What to work on =>
Could you render the entries as a JSON list of strings, one per line, starting at the first line and ending with the line containing "watermark-text: PRESENTATIONLOAD bbox=[255, 257, 570, 287]"? Skip blank lines and leave the pictures out.

Stored entries
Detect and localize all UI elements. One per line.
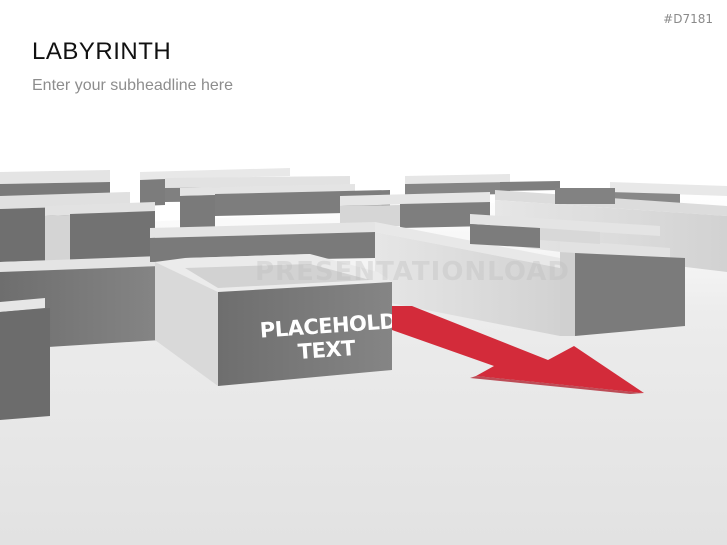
red-arrow-icon bbox=[392, 306, 644, 393]
maze-left-walls bbox=[0, 202, 160, 420]
slide-subtitle[interactable]: Enter your subheadline here bbox=[32, 77, 234, 94]
maze-center-walls bbox=[150, 214, 685, 336]
watermark-text: PRESENTATIONLOAD bbox=[255, 257, 570, 287]
slide-title[interactable]: LABYRINTH bbox=[32, 38, 172, 65]
placeholder-text-line2[interactable]: TEXT bbox=[297, 336, 357, 364]
slide-id: #D7181 bbox=[663, 12, 713, 26]
arrow-shadow bbox=[470, 376, 644, 394]
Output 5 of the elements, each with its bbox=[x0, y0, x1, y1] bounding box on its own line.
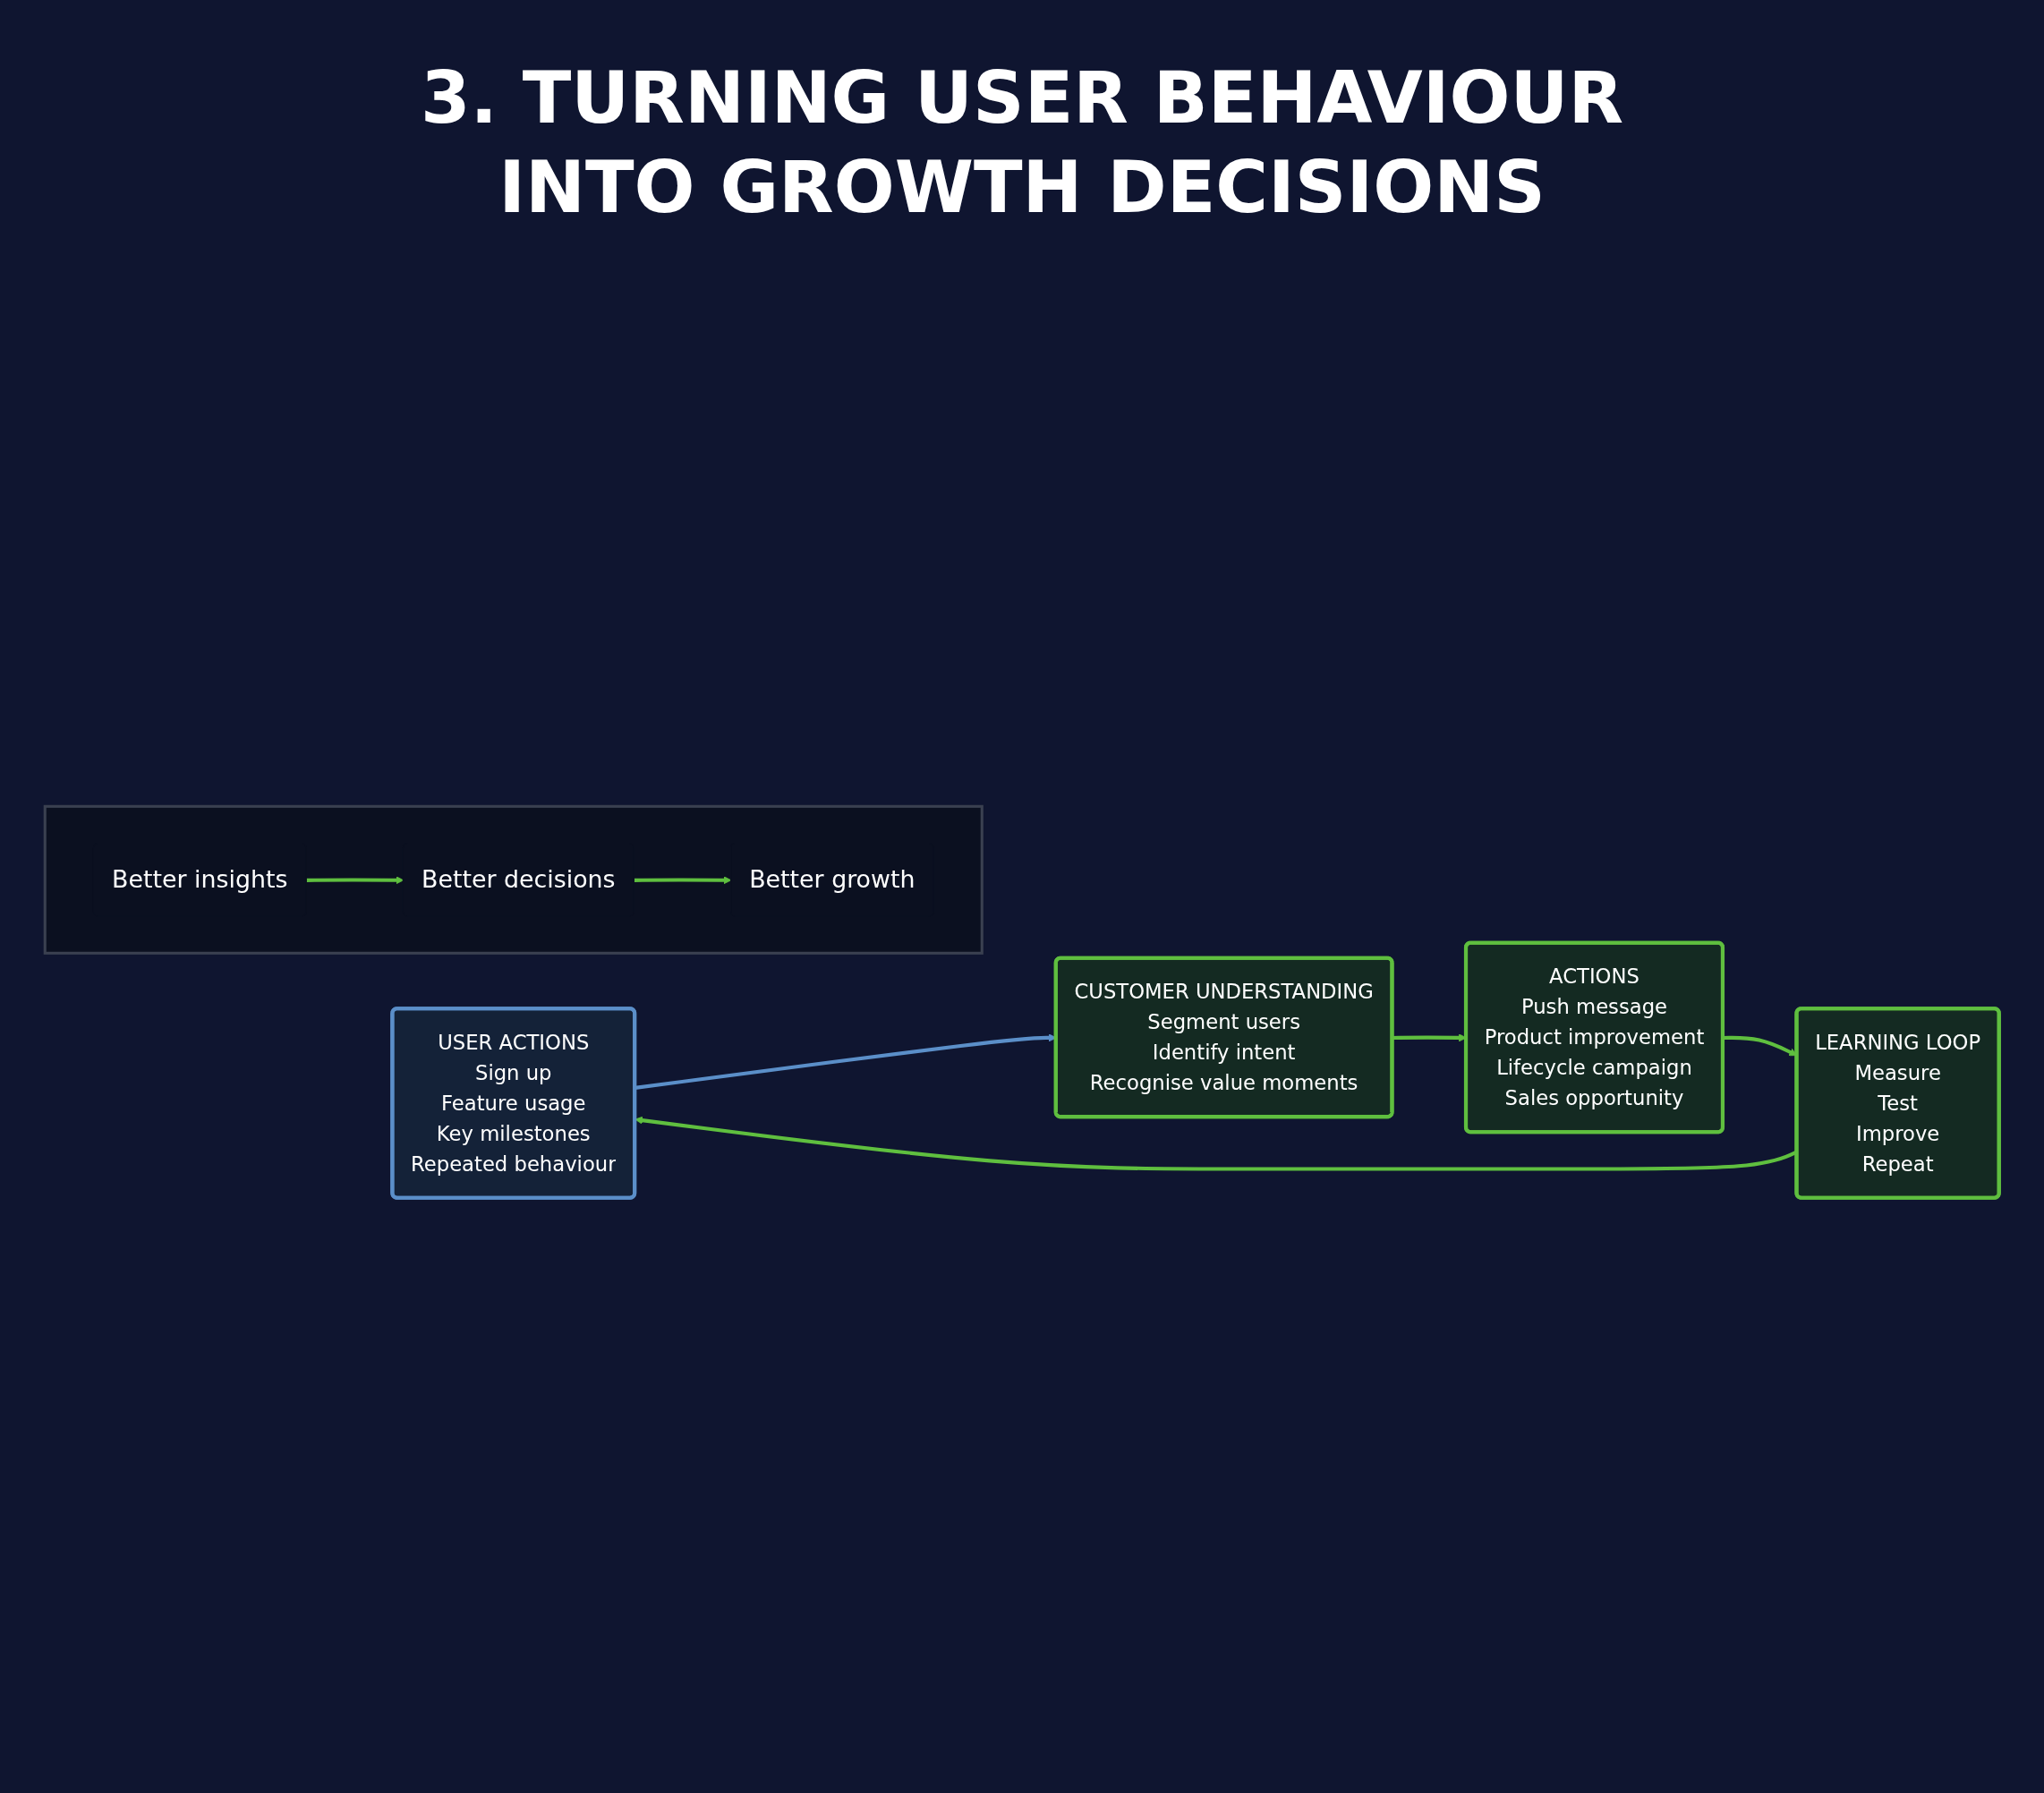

Answer for this exercise =>
[
  "Detect and localize all UI elements. One per line.",
  "red-arrow-icon bbox=[392, 306, 644, 393]",
  "maze-left-walls bbox=[0, 202, 160, 420]",
  "slide-subtitle[interactable]: Enter your subheadline here bbox=[32, 77, 234, 94]",
  "maze-center-walls bbox=[150, 214, 685, 336]",
  "watermark-text: PRESENTATIONLOAD bbox=[255, 257, 570, 287]"
]